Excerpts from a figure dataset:
##############################
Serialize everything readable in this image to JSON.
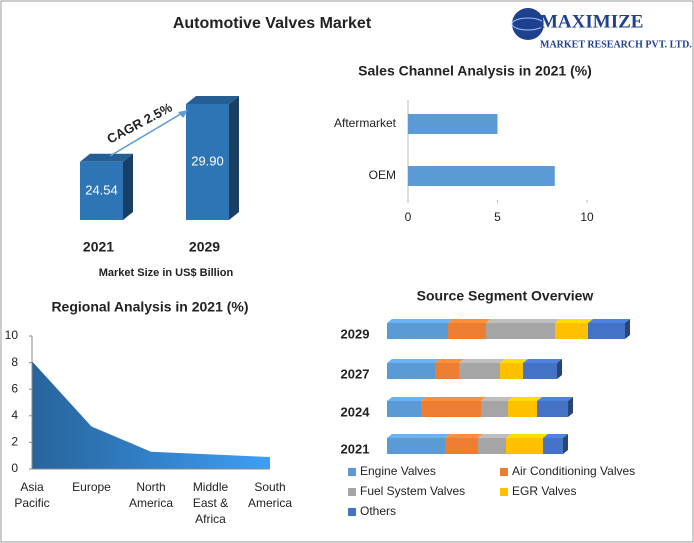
{
  "logo": {
    "name": "MAXIMIZE",
    "tagline": "MARKET RESEARCH PVT. LTD."
  },
  "chart_data": [
    {
      "type": "bar3d",
      "title": "Automotive Valves Market",
      "categories": [
        "2021",
        "2029"
      ],
      "values": [
        24.54,
        29.9
      ],
      "value_labels": [
        "24.54",
        "29.90"
      ],
      "color": "#2e75b6",
      "annotation": "CAGR 2.5%",
      "x_label": "Market Size in US$ Billion"
    },
    {
      "type": "hbar",
      "title": "Sales Channel Analysis in 2021 (%)",
      "categories": [
        "Aftermarket",
        "OEM"
      ],
      "values": [
        5,
        8.2
      ],
      "color": "#5b9bd5",
      "xlim": [
        0,
        10
      ],
      "xticks": [
        0,
        5,
        10
      ]
    },
    {
      "type": "area",
      "title": "Regional Analysis in 2021 (%)",
      "categories": [
        "Asia Pacific",
        "Europe",
        "North America",
        "Middle East & Africa",
        "South America"
      ],
      "values": [
        8.1,
        3.2,
        1.3,
        1.1,
        0.9
      ],
      "color": "#2e75b6",
      "ylim": [
        0,
        10
      ],
      "yticks": [
        0,
        2,
        4,
        6,
        8,
        10
      ]
    },
    {
      "type": "stacked_hbar",
      "title": "Source Segment Overview",
      "categories": [
        "2029",
        "2027",
        "2024",
        "2021"
      ],
      "series": [
        {
          "name": "Engine Valves",
          "color": "#5b9bd5",
          "values": [
            61,
            48,
            34,
            58
          ]
        },
        {
          "name": "Air Conditioning Valves",
          "color": "#ed7d31",
          "values": [
            38,
            24,
            60,
            33
          ]
        },
        {
          "name": "Fuel System Valves",
          "color": "#a5a5a5",
          "values": [
            69,
            41,
            27,
            28
          ]
        },
        {
          "name": "EGR Valves",
          "color": "#ffc000",
          "values": [
            33,
            23,
            29,
            37
          ]
        },
        {
          "name": "Others",
          "color": "#4472c4",
          "values": [
            37,
            34,
            31,
            20
          ]
        }
      ]
    }
  ]
}
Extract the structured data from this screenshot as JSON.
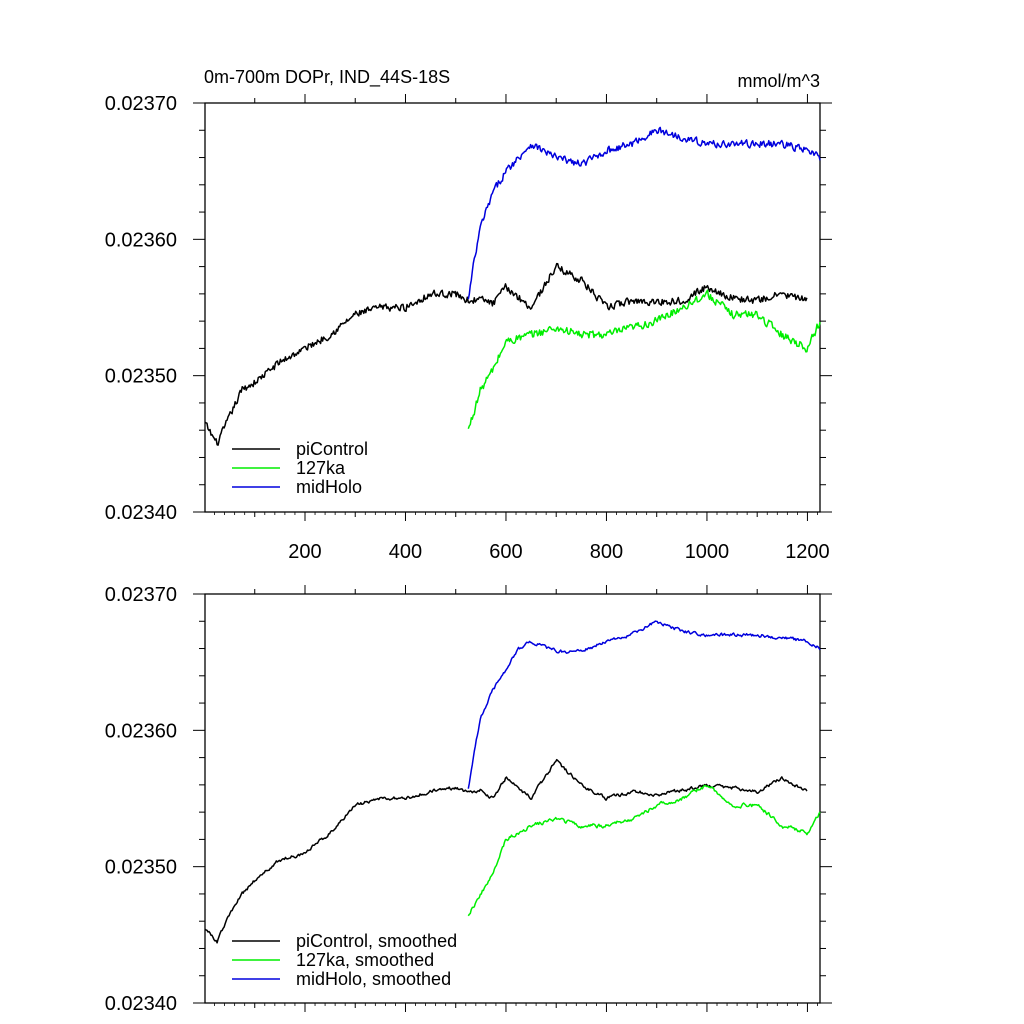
##############################
WHAT TO WORK ON -
Write out the listing word for word, omitting the pictures it holds.

RESULT OF THE TASK -
Serialize everything readable in this image to JSON.
{
  "logo": {
    "name": "MAXIMIZE",
    "tagline": "MARKET RESEARCH PVT. LTD."
  },
  "chart_data": [
    {
      "type": "bar3d",
      "title": "Automotive Valves Market",
      "categories": [
        "2021",
        "2029"
      ],
      "values": [
        24.54,
        29.9
      ],
      "value_labels": [
        "24.54",
        "29.90"
      ],
      "color": "#2e75b6",
      "annotation": "CAGR 2.5%",
      "x_label": "Market Size in US$ Billion"
    },
    {
      "type": "hbar",
      "title": "Sales Channel Analysis in 2021 (%)",
      "categories": [
        "Aftermarket",
        "OEM"
      ],
      "values": [
        5,
        8.2
      ],
      "color": "#5b9bd5",
      "xlim": [
        0,
        10
      ],
      "xticks": [
        0,
        5,
        10
      ]
    },
    {
      "type": "area",
      "title": "Regional Analysis in 2021 (%)",
      "categories": [
        "Asia Pacific",
        "Europe",
        "North America",
        "Middle East & Africa",
        "South America"
      ],
      "values": [
        8.1,
        3.2,
        1.3,
        1.1,
        0.9
      ],
      "color": "#2e75b6",
      "ylim": [
        0,
        10
      ],
      "yticks": [
        0,
        2,
        4,
        6,
        8,
        10
      ]
    },
    {
      "type": "stacked_hbar",
      "title": "Source Segment Overview",
      "categories": [
        "2029",
        "2027",
        "2024",
        "2021"
      ],
      "series": [
        {
          "name": "Engine Valves",
          "color": "#5b9bd5",
          "values": [
            61,
            48,
            34,
            58
          ]
        },
        {
          "name": "Air Conditioning Valves",
          "color": "#ed7d31",
          "values": [
            38,
            24,
            60,
            33
          ]
        },
        {
          "name": "Fuel System Valves",
          "color": "#a5a5a5",
          "values": [
            69,
            41,
            27,
            28
          ]
        },
        {
          "name": "EGR Valves",
          "color": "#ffc000",
          "values": [
            33,
            23,
            29,
            37
          ]
        },
        {
          "name": "Others",
          "color": "#4472c4",
          "values": [
            37,
            34,
            31,
            20
          ]
        }
      ]
    }
  ]
}
Extract the structured data from this screenshot as JSON.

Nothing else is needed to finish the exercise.